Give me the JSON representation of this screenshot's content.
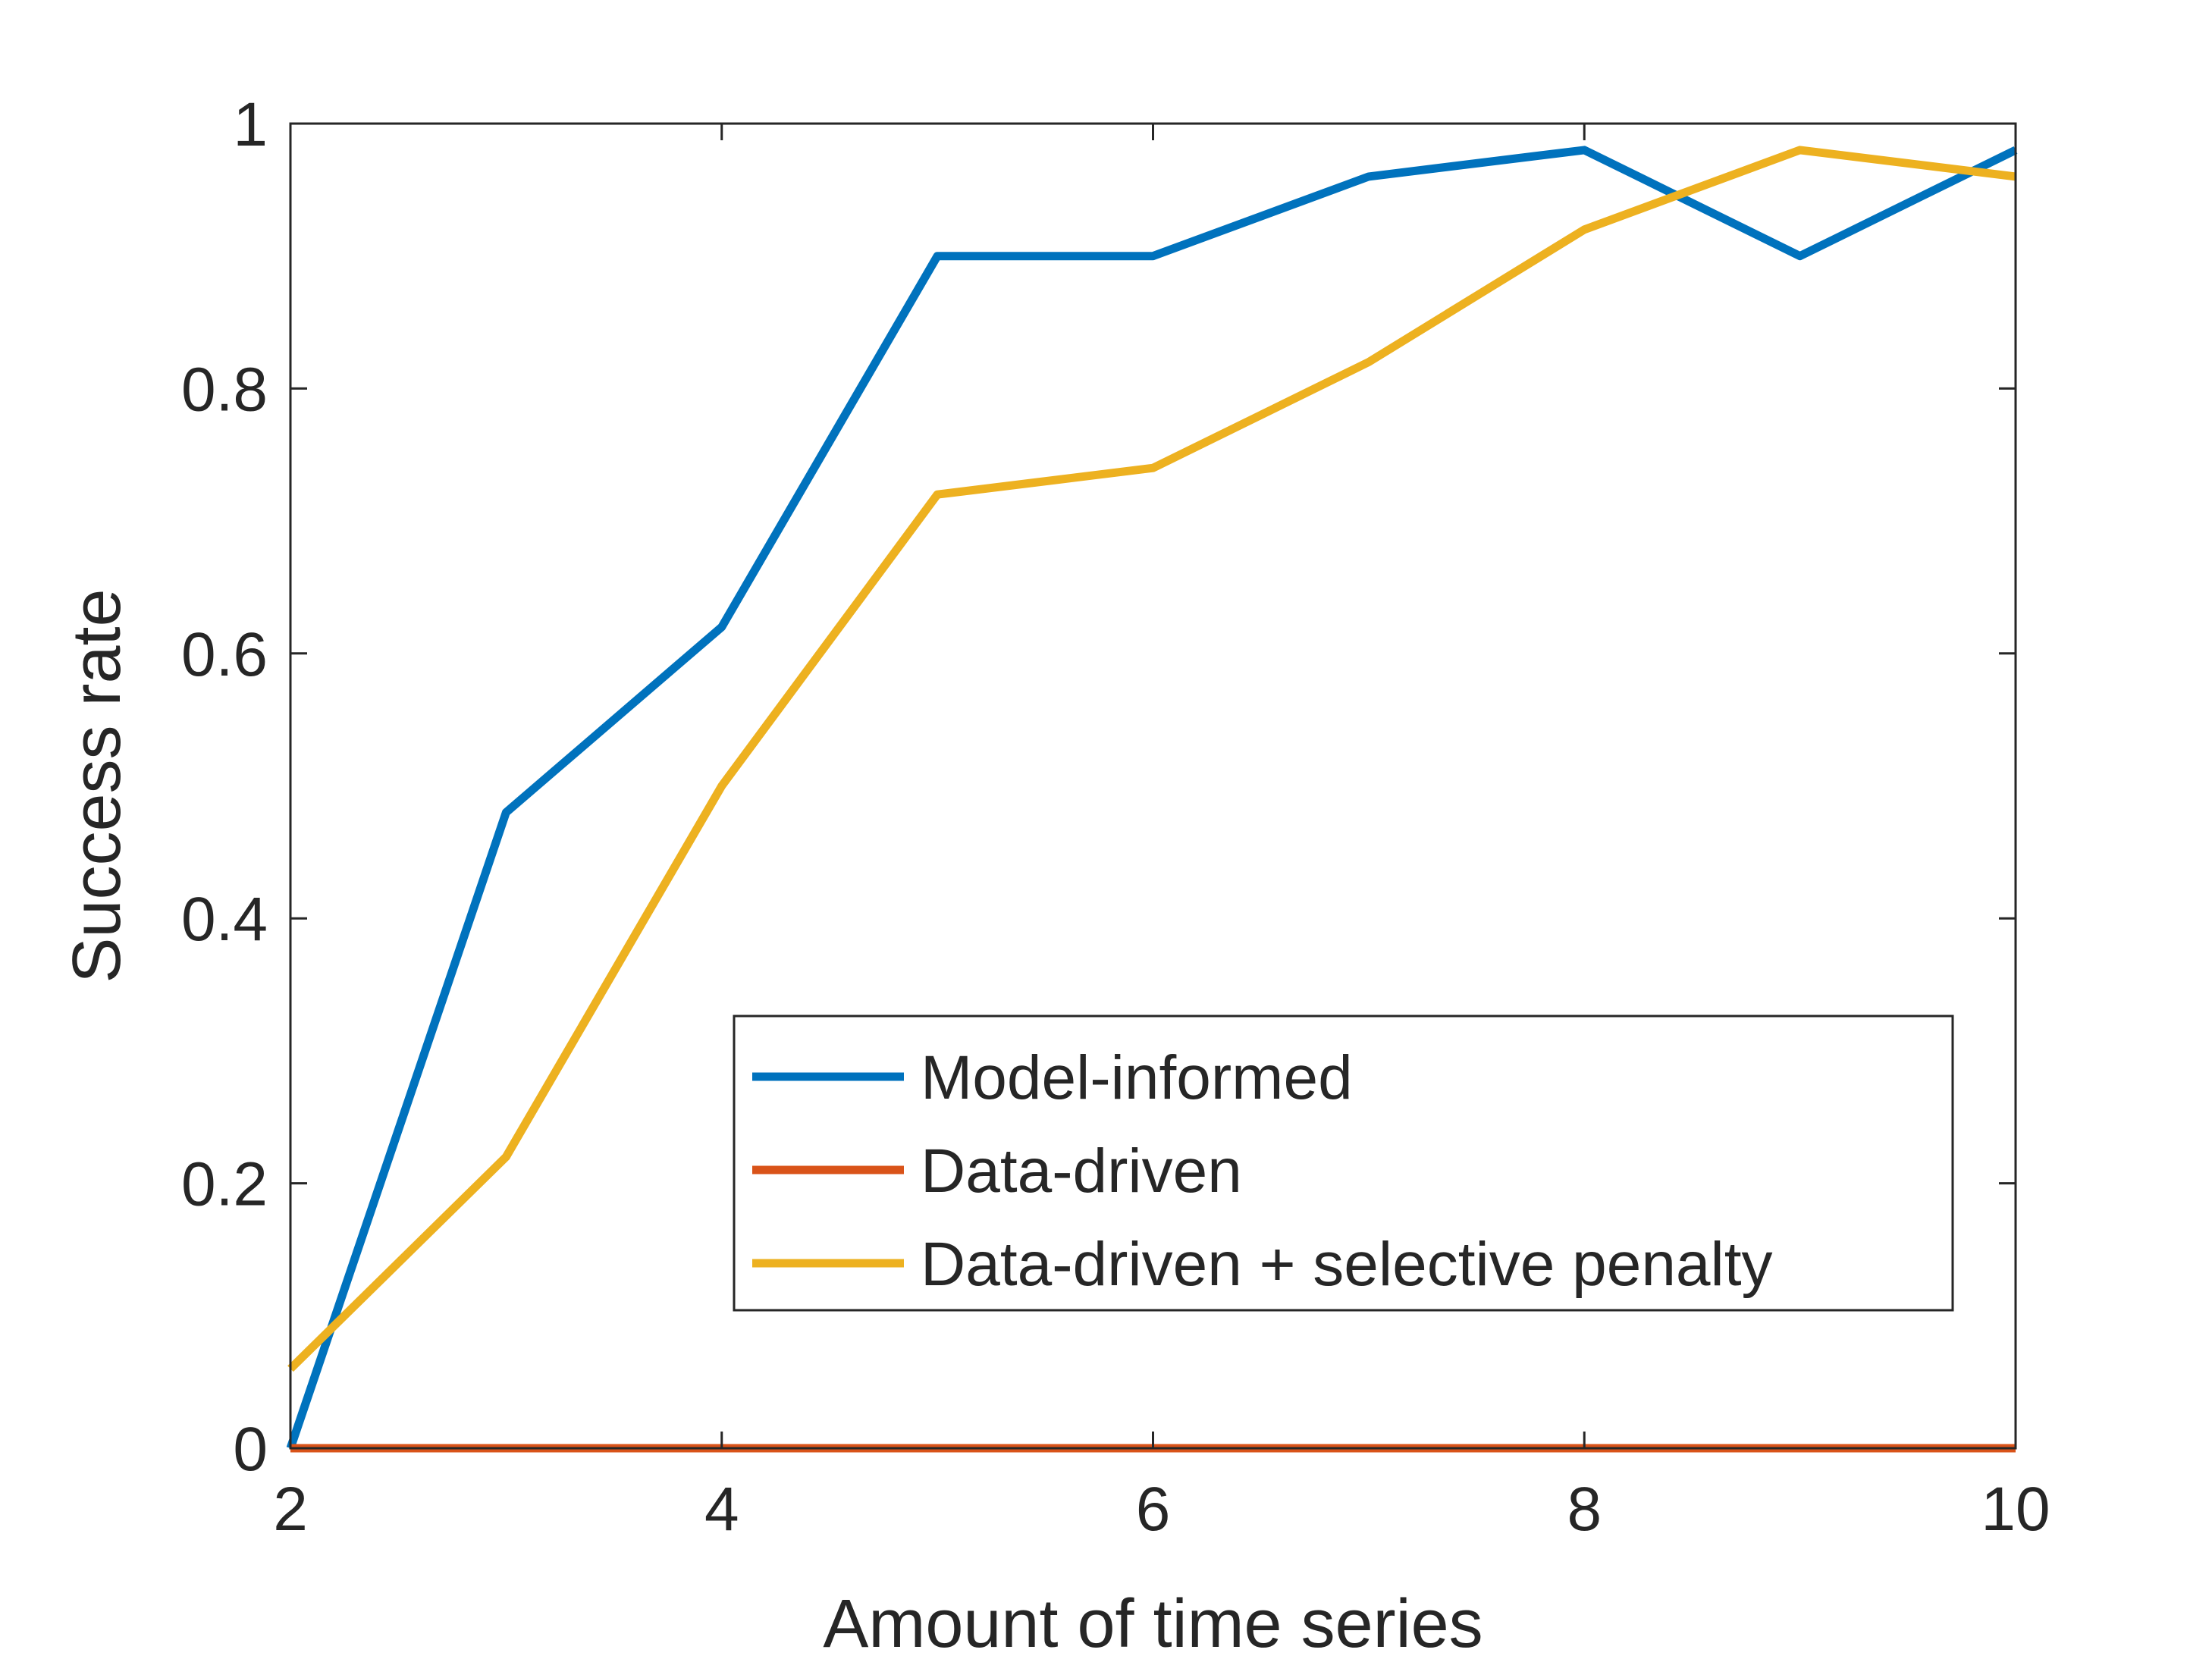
{
  "chart_data": {
    "type": "line",
    "xlabel": "Amount of time series",
    "ylabel": "Success rate",
    "xlim": [
      2,
      10
    ],
    "ylim": [
      0,
      1
    ],
    "x_ticks": [
      "2",
      "4",
      "6",
      "8",
      "10"
    ],
    "y_ticks": [
      "0",
      "0.2",
      "0.4",
      "0.6",
      "0.8",
      "1"
    ],
    "x": [
      2,
      3,
      4,
      5,
      6,
      7,
      8,
      9,
      10
    ],
    "series": [
      {
        "name": "Model-informed",
        "color": "#0072BD",
        "values": [
          0,
          0.48,
          0.62,
          0.9,
          0.9,
          0.96,
          0.98,
          0.9,
          0.98
        ]
      },
      {
        "name": "Data-driven",
        "color": "#D95319",
        "values": [
          0,
          0,
          0,
          0,
          0,
          0,
          0,
          0,
          0
        ]
      },
      {
        "name": "Data-driven + selective penalty",
        "color": "#EDB120",
        "values": [
          0.06,
          0.22,
          0.5,
          0.72,
          0.74,
          0.82,
          0.92,
          0.98,
          0.96
        ]
      }
    ],
    "grid": false,
    "legend_position": "bottom-right"
  }
}
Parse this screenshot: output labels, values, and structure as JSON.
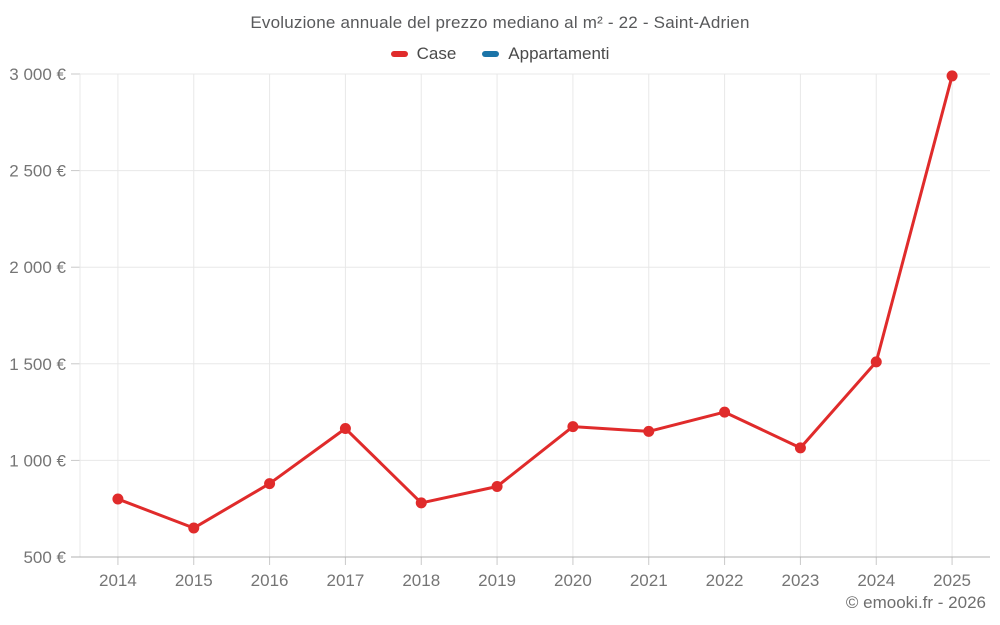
{
  "title": "Evoluzione annuale del prezzo mediano al m² - 22 - Saint-Adrien",
  "footer": "© emooki.fr - 2026",
  "legend": [
    {
      "label": "Case",
      "color": "#e02b2b"
    },
    {
      "label": "Appartamenti",
      "color": "#1b74a8"
    }
  ],
  "colors": {
    "grid": "#e8e8e8",
    "axis": "#b0b0b0",
    "tick": "#c9c9c9",
    "axis_label": "#757575"
  },
  "chart_data": {
    "type": "line",
    "title": "Evoluzione annuale del prezzo mediano al m² - 22 - Saint-Adrien",
    "categories": [
      "2014",
      "2015",
      "2016",
      "2017",
      "2018",
      "2019",
      "2020",
      "2021",
      "2022",
      "2023",
      "2024",
      "2025"
    ],
    "series": [
      {
        "name": "Case",
        "color": "#e02b2b",
        "values": [
          800,
          650,
          880,
          1165,
          780,
          865,
          1175,
          1150,
          1250,
          1065,
          1510,
          2990
        ]
      },
      {
        "name": "Appartamenti",
        "color": "#1b74a8",
        "values": []
      }
    ],
    "xlabel": "",
    "ylabel": "",
    "ylim": [
      500,
      3000
    ],
    "yticks": [
      500,
      1000,
      1500,
      2000,
      2500,
      3000
    ],
    "ytick_labels": [
      "500 €",
      "1 000 €",
      "1 500 €",
      "2 000 €",
      "2 500 €",
      "3 000 €"
    ],
    "grid": true,
    "legend_position": "top"
  }
}
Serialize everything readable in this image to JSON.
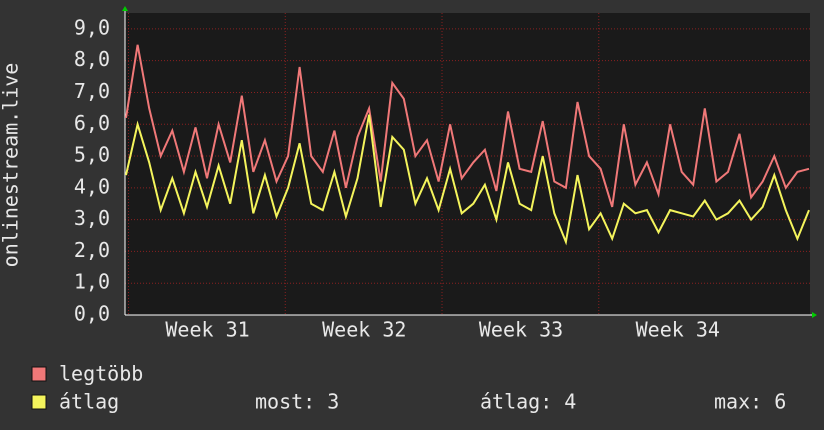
{
  "chart_data": {
    "type": "line",
    "ylabel": "onlinestream.live",
    "xlim": [
      30.48,
      34.85
    ],
    "xticks": [
      {
        "value": 31,
        "label": "Week 31"
      },
      {
        "value": 32,
        "label": "Week 32"
      },
      {
        "value": 33,
        "label": "Week 33"
      },
      {
        "value": 34,
        "label": "Week 34"
      }
    ],
    "ylim": [
      0,
      9.5
    ],
    "yticks": [
      {
        "value": 0,
        "label": "0,0"
      },
      {
        "value": 1,
        "label": "1,0"
      },
      {
        "value": 2,
        "label": "2,0"
      },
      {
        "value": 3,
        "label": "3,0"
      },
      {
        "value": 4,
        "label": "4,0"
      },
      {
        "value": 5,
        "label": "5,0"
      },
      {
        "value": 6,
        "label": "6,0"
      },
      {
        "value": 7,
        "label": "7,0"
      },
      {
        "value": 8,
        "label": "8,0"
      },
      {
        "value": 9,
        "label": "9,0"
      }
    ],
    "grid": true,
    "series": [
      {
        "name": "legtöbb",
        "color": "#f07878",
        "values": [
          6.2,
          8.5,
          6.5,
          5.0,
          5.8,
          4.5,
          5.9,
          4.3,
          6.0,
          4.8,
          6.9,
          4.5,
          5.5,
          4.2,
          5.0,
          7.8,
          5.0,
          4.5,
          5.8,
          4.0,
          5.6,
          6.5,
          4.2,
          7.3,
          6.8,
          5.0,
          5.5,
          4.2,
          6.0,
          4.3,
          4.8,
          5.2,
          3.9,
          6.4,
          4.6,
          4.5,
          6.1,
          4.2,
          4.0,
          6.7,
          5.0,
          4.6,
          3.4,
          6.0,
          4.1,
          4.8,
          3.8,
          6.0,
          4.5,
          4.1,
          6.5,
          4.2,
          4.5,
          5.7,
          3.7,
          4.2,
          5.0,
          4.0,
          4.5,
          4.6
        ]
      },
      {
        "name": "átlag",
        "color": "#f4f45c",
        "values": [
          4.4,
          6.0,
          4.8,
          3.3,
          4.3,
          3.2,
          4.5,
          3.4,
          4.7,
          3.5,
          5.5,
          3.2,
          4.4,
          3.1,
          4.0,
          5.4,
          3.5,
          3.3,
          4.5,
          3.1,
          4.3,
          6.3,
          3.4,
          5.6,
          5.2,
          3.5,
          4.3,
          3.3,
          4.6,
          3.2,
          3.5,
          4.1,
          3.0,
          4.8,
          3.5,
          3.3,
          5.0,
          3.2,
          2.3,
          4.4,
          2.7,
          3.2,
          2.4,
          3.5,
          3.2,
          3.3,
          2.6,
          3.3,
          3.2,
          3.1,
          3.6,
          3.0,
          3.2,
          3.6,
          3.0,
          3.4,
          4.4,
          3.3,
          2.4,
          3.3
        ]
      }
    ],
    "stats": [
      "most: 3",
      "átlag: 4",
      "max: 6"
    ]
  }
}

▶ [WHAT IS BEING ASKED]:
Each line that has the word "title" should be copied.

▶ [OUTPUT FOR THIS TASK]:
  "title": "Evoluzione annuale del prezzo mediano al m² - 22 - Saint-Adrien",
    "title": "Evoluzione annuale del prezzo mediano al m² - 22 - Saint-Adrien",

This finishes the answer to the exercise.